Work required:
The records that follow are to be repeated exactly, with the pictures removed.

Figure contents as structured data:
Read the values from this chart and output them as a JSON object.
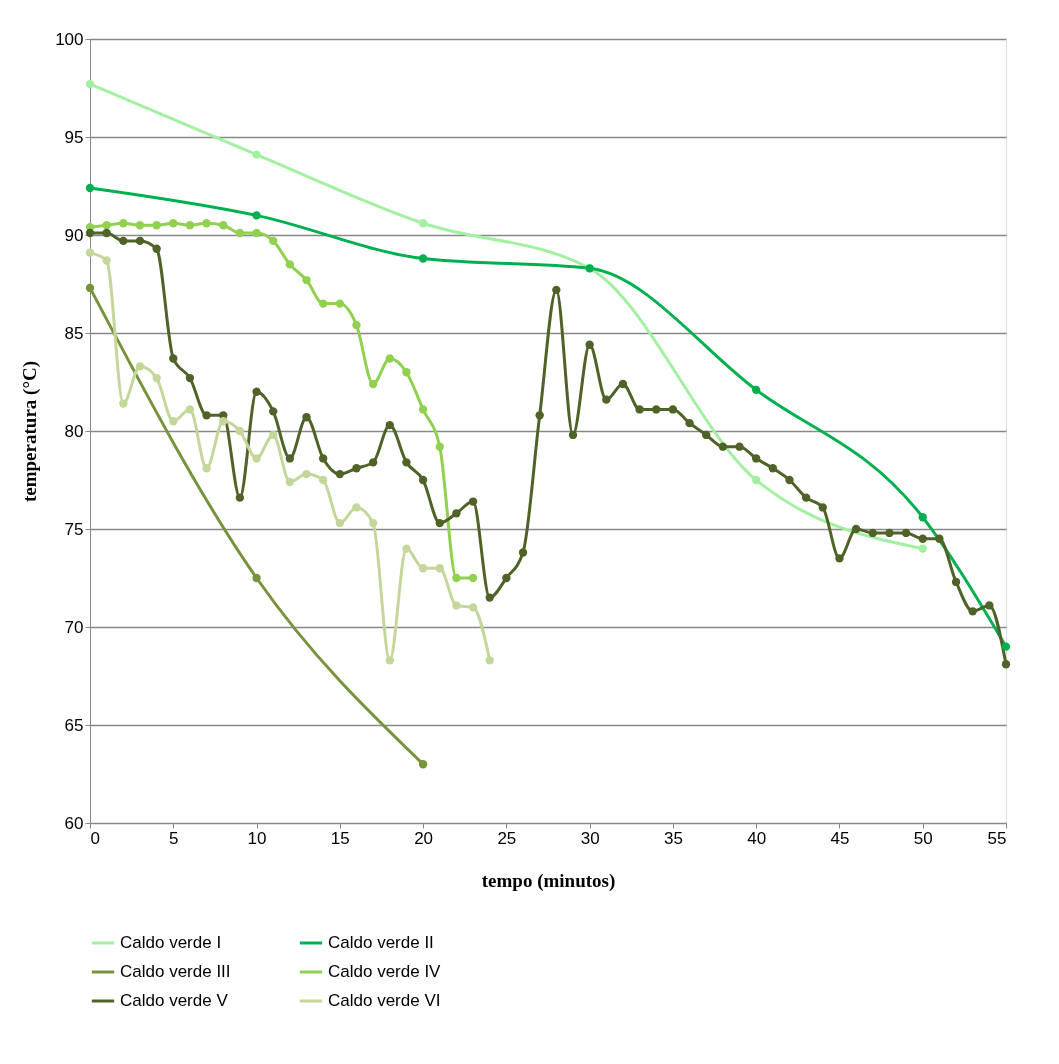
{
  "chart_data": {
    "type": "line",
    "xlabel": "tempo (minutos)",
    "ylabel": "temperatura (°C)",
    "xlim": [
      0,
      55
    ],
    "xticks": [
      0,
      5,
      10,
      15,
      20,
      25,
      30,
      35,
      40,
      45,
      50,
      55
    ],
    "ylim": [
      60,
      100
    ],
    "yticks": [
      60,
      65,
      70,
      75,
      80,
      85,
      90,
      95,
      100
    ],
    "grid": "y",
    "legend": "bottom",
    "marker": "circle",
    "line_style": "solid",
    "series": [
      {
        "name": "Caldo verde I",
        "color": "#a3f0a3",
        "x": [
          0,
          10,
          20,
          30,
          40,
          50
        ],
        "values": [
          97.7,
          94.1,
          90.6,
          88.3,
          77.5,
          74.0
        ]
      },
      {
        "name": "Caldo verde II",
        "color": "#00b050",
        "x": [
          0,
          10,
          20,
          30,
          40,
          50,
          55
        ],
        "values": [
          92.4,
          91.0,
          88.8,
          88.3,
          82.1,
          75.6,
          69.0
        ]
      },
      {
        "name": "Caldo verde III",
        "color": "#77933c",
        "x": [
          0,
          10,
          20
        ],
        "values": [
          87.3,
          72.5,
          63.0
        ]
      },
      {
        "name": "Caldo verde IV",
        "color": "#92d050",
        "x": [
          0,
          1,
          2,
          3,
          4,
          5,
          6,
          7,
          8,
          9,
          10,
          11,
          12,
          13,
          14,
          15,
          16,
          17,
          18,
          19,
          20,
          21,
          22,
          23
        ],
        "values": [
          90.4,
          90.5,
          90.6,
          90.5,
          90.5,
          90.6,
          90.5,
          90.6,
          90.5,
          90.1,
          90.1,
          89.7,
          88.5,
          87.7,
          86.5,
          86.5,
          85.4,
          82.4,
          83.7,
          83.0,
          81.1,
          79.2,
          72.5,
          72.5
        ]
      },
      {
        "name": "Caldo verde  V",
        "color": "#4f6228",
        "x": [
          0,
          1,
          2,
          3,
          4,
          5,
          6,
          7,
          8,
          9,
          10,
          11,
          12,
          13,
          14,
          15,
          16,
          17,
          18,
          19,
          20,
          21,
          22,
          23,
          24,
          25,
          26,
          27,
          28,
          29,
          30,
          31,
          32,
          33,
          34,
          35,
          36,
          37,
          38,
          39,
          40,
          41,
          42,
          43,
          44,
          45,
          46,
          47,
          48,
          49,
          50,
          51,
          52,
          53,
          54,
          55
        ],
        "values": [
          90.1,
          90.1,
          89.7,
          89.7,
          89.3,
          83.7,
          82.7,
          80.8,
          80.8,
          76.6,
          82.0,
          81.0,
          78.6,
          80.7,
          78.6,
          77.8,
          78.1,
          78.4,
          80.3,
          78.4,
          77.5,
          75.3,
          75.8,
          76.4,
          71.5,
          72.5,
          73.8,
          80.8,
          87.2,
          79.8,
          84.4,
          81.6,
          82.4,
          81.1,
          81.1,
          81.1,
          80.4,
          79.8,
          79.2,
          79.2,
          78.6,
          78.1,
          77.5,
          76.6,
          76.1,
          73.5,
          75.0,
          74.8,
          74.8,
          74.8,
          74.5,
          74.5,
          72.3,
          70.8,
          71.1,
          68.1
        ]
      },
      {
        "name": "Caldo verde VI",
        "color": "#c4d79b",
        "x": [
          0,
          1,
          2,
          3,
          4,
          5,
          6,
          7,
          8,
          9,
          10,
          11,
          12,
          13,
          14,
          15,
          16,
          17,
          18,
          19,
          20,
          21,
          22,
          23,
          24
        ],
        "values": [
          89.1,
          88.7,
          81.4,
          83.3,
          82.7,
          80.5,
          81.1,
          78.1,
          80.5,
          80.0,
          78.6,
          79.8,
          77.4,
          77.8,
          77.5,
          75.3,
          76.1,
          75.3,
          68.3,
          74.0,
          73.0,
          73.0,
          71.1,
          71.0,
          68.3
        ]
      }
    ]
  }
}
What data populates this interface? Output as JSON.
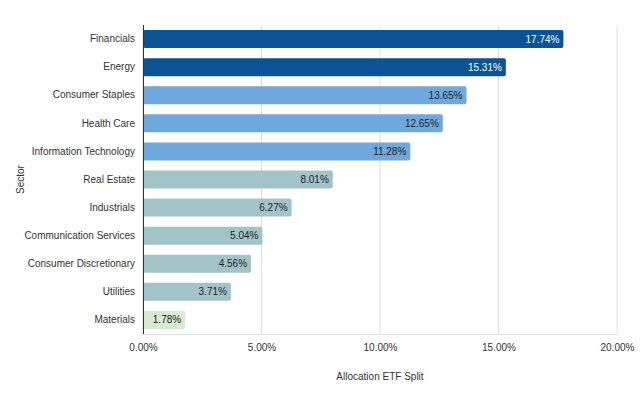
{
  "chart_data": {
    "type": "bar",
    "orientation": "horizontal",
    "x_label": "Allocation ETF Split",
    "y_label": "Sector",
    "categories": [
      "Financials",
      "Energy",
      "Consumer Staples",
      "Health Care",
      "Information Technology",
      "Real Estate",
      "Industrials",
      "Communication Services",
      "Consumer Discretionary",
      "Utilities",
      "Materials"
    ],
    "values": [
      17.74,
      15.31,
      13.65,
      12.65,
      11.28,
      8.01,
      6.27,
      5.04,
      4.56,
      3.71,
      1.78
    ],
    "value_labels": [
      "17.74%",
      "15.31%",
      "13.65%",
      "12.65%",
      "11.28%",
      "8.01%",
      "6.27%",
      "5.04%",
      "4.56%",
      "3.71%",
      "1.78%"
    ],
    "colors": [
      "#0b5394",
      "#0b5394",
      "#6fa8dc",
      "#6fa8dc",
      "#6fa8dc",
      "#a2c4c9",
      "#a2c4c9",
      "#a2c4c9",
      "#a2c4c9",
      "#a2c4c9",
      "#d9ead3"
    ],
    "xlim": [
      0,
      20
    ],
    "xticks": [
      {
        "value": 0,
        "label": "0.00%"
      },
      {
        "value": 5,
        "label": "5.00%"
      },
      {
        "value": 10,
        "label": "10.00%"
      },
      {
        "value": 15,
        "label": "15.00%"
      },
      {
        "value": 20,
        "label": "20.00%"
      }
    ],
    "grid": true,
    "data_labels": true
  }
}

Result of this exercise:
Read the values from this chart and output them as a JSON object.
{
  "chart_data": {
    "type": "line",
    "xlabel": "tempo (minutos)",
    "ylabel": "temperatura (°C)",
    "xlim": [
      0,
      55
    ],
    "xticks": [
      0,
      5,
      10,
      15,
      20,
      25,
      30,
      35,
      40,
      45,
      50,
      55
    ],
    "ylim": [
      60,
      100
    ],
    "yticks": [
      60,
      65,
      70,
      75,
      80,
      85,
      90,
      95,
      100
    ],
    "grid": "y",
    "legend": "bottom",
    "marker": "circle",
    "line_style": "solid",
    "series": [
      {
        "name": "Caldo verde I",
        "color": "#a3f0a3",
        "x": [
          0,
          10,
          20,
          30,
          40,
          50
        ],
        "values": [
          97.7,
          94.1,
          90.6,
          88.3,
          77.5,
          74.0
        ]
      },
      {
        "name": "Caldo verde II",
        "color": "#00b050",
        "x": [
          0,
          10,
          20,
          30,
          40,
          50,
          55
        ],
        "values": [
          92.4,
          91.0,
          88.8,
          88.3,
          82.1,
          75.6,
          69.0
        ]
      },
      {
        "name": "Caldo verde III",
        "color": "#77933c",
        "x": [
          0,
          10,
          20
        ],
        "values": [
          87.3,
          72.5,
          63.0
        ]
      },
      {
        "name": "Caldo verde IV",
        "color": "#92d050",
        "x": [
          0,
          1,
          2,
          3,
          4,
          5,
          6,
          7,
          8,
          9,
          10,
          11,
          12,
          13,
          14,
          15,
          16,
          17,
          18,
          19,
          20,
          21,
          22,
          23
        ],
        "values": [
          90.4,
          90.5,
          90.6,
          90.5,
          90.5,
          90.6,
          90.5,
          90.6,
          90.5,
          90.1,
          90.1,
          89.7,
          88.5,
          87.7,
          86.5,
          86.5,
          85.4,
          82.4,
          83.7,
          83.0,
          81.1,
          79.2,
          72.5,
          72.5
        ]
      },
      {
        "name": "Caldo verde  V",
        "color": "#4f6228",
        "x": [
          0,
          1,
          2,
          3,
          4,
          5,
          6,
          7,
          8,
          9,
          10,
          11,
          12,
          13,
          14,
          15,
          16,
          17,
          18,
          19,
          20,
          21,
          22,
          23,
          24,
          25,
          26,
          27,
          28,
          29,
          30,
          31,
          32,
          33,
          34,
          35,
          36,
          37,
          38,
          39,
          40,
          41,
          42,
          43,
          44,
          45,
          46,
          47,
          48,
          49,
          50,
          51,
          52,
          53,
          54,
          55
        ],
        "values": [
          90.1,
          90.1,
          89.7,
          89.7,
          89.3,
          83.7,
          82.7,
          80.8,
          80.8,
          76.6,
          82.0,
          81.0,
          78.6,
          80.7,
          78.6,
          77.8,
          78.1,
          78.4,
          80.3,
          78.4,
          77.5,
          75.3,
          75.8,
          76.4,
          71.5,
          72.5,
          73.8,
          80.8,
          87.2,
          79.8,
          84.4,
          81.6,
          82.4,
          81.1,
          81.1,
          81.1,
          80.4,
          79.8,
          79.2,
          79.2,
          78.6,
          78.1,
          77.5,
          76.6,
          76.1,
          73.5,
          75.0,
          74.8,
          74.8,
          74.8,
          74.5,
          74.5,
          72.3,
          70.8,
          71.1,
          68.1
        ]
      },
      {
        "name": "Caldo verde VI",
        "color": "#c4d79b",
        "x": [
          0,
          1,
          2,
          3,
          4,
          5,
          6,
          7,
          8,
          9,
          10,
          11,
          12,
          13,
          14,
          15,
          16,
          17,
          18,
          19,
          20,
          21,
          22,
          23,
          24
        ],
        "values": [
          89.1,
          88.7,
          81.4,
          83.3,
          82.7,
          80.5,
          81.1,
          78.1,
          80.5,
          80.0,
          78.6,
          79.8,
          77.4,
          77.8,
          77.5,
          75.3,
          76.1,
          75.3,
          68.3,
          74.0,
          73.0,
          73.0,
          71.1,
          71.0,
          68.3
        ]
      }
    ]
  }
}
What data populates this interface? Output as JSON.
{
  "chart_data": {
    "type": "bar",
    "orientation": "horizontal",
    "x_label": "Allocation ETF Split",
    "y_label": "Sector",
    "categories": [
      "Financials",
      "Energy",
      "Consumer Staples",
      "Health Care",
      "Information Technology",
      "Real Estate",
      "Industrials",
      "Communication Services",
      "Consumer Discretionary",
      "Utilities",
      "Materials"
    ],
    "values": [
      17.74,
      15.31,
      13.65,
      12.65,
      11.28,
      8.01,
      6.27,
      5.04,
      4.56,
      3.71,
      1.78
    ],
    "value_labels": [
      "17.74%",
      "15.31%",
      "13.65%",
      "12.65%",
      "11.28%",
      "8.01%",
      "6.27%",
      "5.04%",
      "4.56%",
      "3.71%",
      "1.78%"
    ],
    "colors": [
      "#0b5394",
      "#0b5394",
      "#6fa8dc",
      "#6fa8dc",
      "#6fa8dc",
      "#a2c4c9",
      "#a2c4c9",
      "#a2c4c9",
      "#a2c4c9",
      "#a2c4c9",
      "#d9ead3"
    ],
    "xlim": [
      0,
      20
    ],
    "xticks": [
      {
        "value": 0,
        "label": "0.00%"
      },
      {
        "value": 5,
        "label": "5.00%"
      },
      {
        "value": 10,
        "label": "10.00%"
      },
      {
        "value": 15,
        "label": "15.00%"
      },
      {
        "value": 20,
        "label": "20.00%"
      }
    ],
    "grid": true,
    "data_labels": true
  }
}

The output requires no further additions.